--- DATASET RECORDS ---

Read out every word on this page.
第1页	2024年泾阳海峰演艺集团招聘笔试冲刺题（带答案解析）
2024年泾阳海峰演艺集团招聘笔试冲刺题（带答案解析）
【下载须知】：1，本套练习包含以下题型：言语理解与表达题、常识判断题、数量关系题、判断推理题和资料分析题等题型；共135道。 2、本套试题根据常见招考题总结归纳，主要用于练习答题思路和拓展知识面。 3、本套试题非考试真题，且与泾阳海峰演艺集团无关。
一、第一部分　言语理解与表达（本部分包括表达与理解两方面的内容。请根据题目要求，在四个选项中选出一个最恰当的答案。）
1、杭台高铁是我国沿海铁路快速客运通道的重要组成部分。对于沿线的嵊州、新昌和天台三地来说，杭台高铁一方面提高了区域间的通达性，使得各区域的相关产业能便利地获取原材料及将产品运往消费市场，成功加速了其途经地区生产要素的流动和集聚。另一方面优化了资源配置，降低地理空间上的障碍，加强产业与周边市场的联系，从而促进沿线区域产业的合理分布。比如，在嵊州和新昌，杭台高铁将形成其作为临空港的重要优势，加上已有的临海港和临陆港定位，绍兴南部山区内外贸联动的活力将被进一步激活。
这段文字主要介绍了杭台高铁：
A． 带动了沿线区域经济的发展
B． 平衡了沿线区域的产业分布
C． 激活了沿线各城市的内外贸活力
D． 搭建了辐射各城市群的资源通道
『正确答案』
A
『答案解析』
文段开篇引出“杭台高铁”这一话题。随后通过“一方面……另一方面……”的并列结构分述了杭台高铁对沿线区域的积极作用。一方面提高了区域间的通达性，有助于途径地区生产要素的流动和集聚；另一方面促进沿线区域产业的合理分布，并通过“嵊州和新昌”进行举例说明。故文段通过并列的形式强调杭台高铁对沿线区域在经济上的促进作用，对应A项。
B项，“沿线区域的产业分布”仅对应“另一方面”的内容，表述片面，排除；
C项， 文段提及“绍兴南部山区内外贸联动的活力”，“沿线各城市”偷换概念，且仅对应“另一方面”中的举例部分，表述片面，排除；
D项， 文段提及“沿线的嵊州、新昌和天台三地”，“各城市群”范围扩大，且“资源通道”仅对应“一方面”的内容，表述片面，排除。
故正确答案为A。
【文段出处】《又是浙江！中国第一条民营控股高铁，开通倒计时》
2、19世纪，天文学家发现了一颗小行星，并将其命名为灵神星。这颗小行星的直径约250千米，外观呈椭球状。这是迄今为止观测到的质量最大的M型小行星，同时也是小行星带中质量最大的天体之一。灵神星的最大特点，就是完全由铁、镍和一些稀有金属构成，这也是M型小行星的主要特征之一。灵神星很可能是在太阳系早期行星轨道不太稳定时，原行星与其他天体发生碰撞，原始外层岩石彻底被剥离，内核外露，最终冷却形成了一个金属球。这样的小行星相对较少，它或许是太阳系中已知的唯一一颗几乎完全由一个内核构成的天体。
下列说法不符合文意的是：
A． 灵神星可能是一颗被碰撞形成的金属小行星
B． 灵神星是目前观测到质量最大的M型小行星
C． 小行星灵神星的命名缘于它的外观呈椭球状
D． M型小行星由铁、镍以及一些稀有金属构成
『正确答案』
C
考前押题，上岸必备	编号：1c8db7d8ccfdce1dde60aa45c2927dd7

--- WHAT YOU WILL DO ---
Set down all of the entries exactly, please.

--- RESPONSE TO THIS TASK ---
Read out every word on this page.
第1页	2024年泾阳海峰演艺集团招聘笔试冲刺题（带答案解析）
2024年泾阳海峰演艺集团招聘笔试冲刺题（带答案解析）
【下载须知】：1，本套练习包含以下题型：言语理解与表达题、常识判断题、数量关系题、判断推理题和资料分析题等题型；共135道。 2、本套试题根据常见招考题总结归纳，主要用于练习答题思路和拓展知识面。 3、本套试题非考试真题，且与泾阳海峰演艺集团无关。
一、第一部分　言语理解与表达（本部分包括表达与理解两方面的内容。请根据题目要求，在四个选项中选出一个最恰当的答案。）
1、杭台高铁是我国沿海铁路快速客运通道的重要组成部分。对于沿线的嵊州、新昌和天台三地来说，杭台高铁一方面提高了区域间的通达性，使得各区域的相关产业能便利地获取原材料及将产品运往消费市场，成功加速了其途经地区生产要素的流动和集聚。另一方面优化了资源配置，降低地理空间上的障碍，加强产业与周边市场的联系，从而促进沿线区域产业的合理分布。比如，在嵊州和新昌，杭台高铁将形成其作为临空港的重要优势，加上已有的临海港和临陆港定位，绍兴南部山区内外贸联动的活力将被进一步激活。
这段文字主要介绍了杭台高铁：
A． 带动了沿线区域经济的发展
B． 平衡了沿线区域的产业分布
C． 激活了沿线各城市的内外贸活力
D． 搭建了辐射各城市群的资源通道
『正确答案』
A
『答案解析』
文段开篇引出“杭台高铁”这一话题。随后通过“一方面……另一方面……”的并列结构分述了杭台高铁对沿线区域的积极作用。一方面提高了区域间的通达性，有助于途径地区生产要素的流动和集聚；另一方面促进沿线区域产业的合理分布，并通过“嵊州和新昌”进行举例说明。故文段通过并列的形式强调杭台高铁对沿线区域在经济上的促进作用，对应A项。
B项，“沿线区域的产业分布”仅对应“另一方面”的内容，表述片面，排除；
C项， 文段提及“绍兴南部山区内外贸联动的活力”，“沿线各城市”偷换概念，且仅对应“另一方面”中的举例部分，表述片面，排除；
D项， 文段提及“沿线的嵊州、新昌和天台三地”，“各城市群”范围扩大，且“资源通道”仅对应“一方面”的内容，表述片面，排除。
故正确答案为A。
【文段出处】《又是浙江！中国第一条民营控股高铁，开通倒计时》
2、19世纪，天文学家发现了一颗小行星，并将其命名为灵神星。这颗小行星的直径约250千米，外观呈椭球状。这是迄今为止观测到的质量最大的M型小行星，同时也是小行星带中质量最大的天体之一。灵神星的最大特点，就是完全由铁、镍和一些稀有金属构成，这也是M型小行星的主要特征之一。灵神星很可能是在太阳系早期行星轨道不太稳定时，原行星与其他天体发生碰撞，原始外层岩石彻底被剥离，内核外露，最终冷却形成了一个金属球。这样的小行星相对较少，它或许是太阳系中已知的唯一一颗几乎完全由一个内核构成的天体。
下列说法不符合文意的是：
A． 灵神星可能是一颗被碰撞形成的金属小行星
B． 灵神星是目前观测到质量最大的M型小行星
C． 小行星灵神星的命名缘于它的外观呈椭球状
D． M型小行星由铁、镍以及一些稀有金属构成
『正确答案』
C
考前押题，上岸必备	编号：1c8db7d8ccfdce1dde60aa45c2927dd7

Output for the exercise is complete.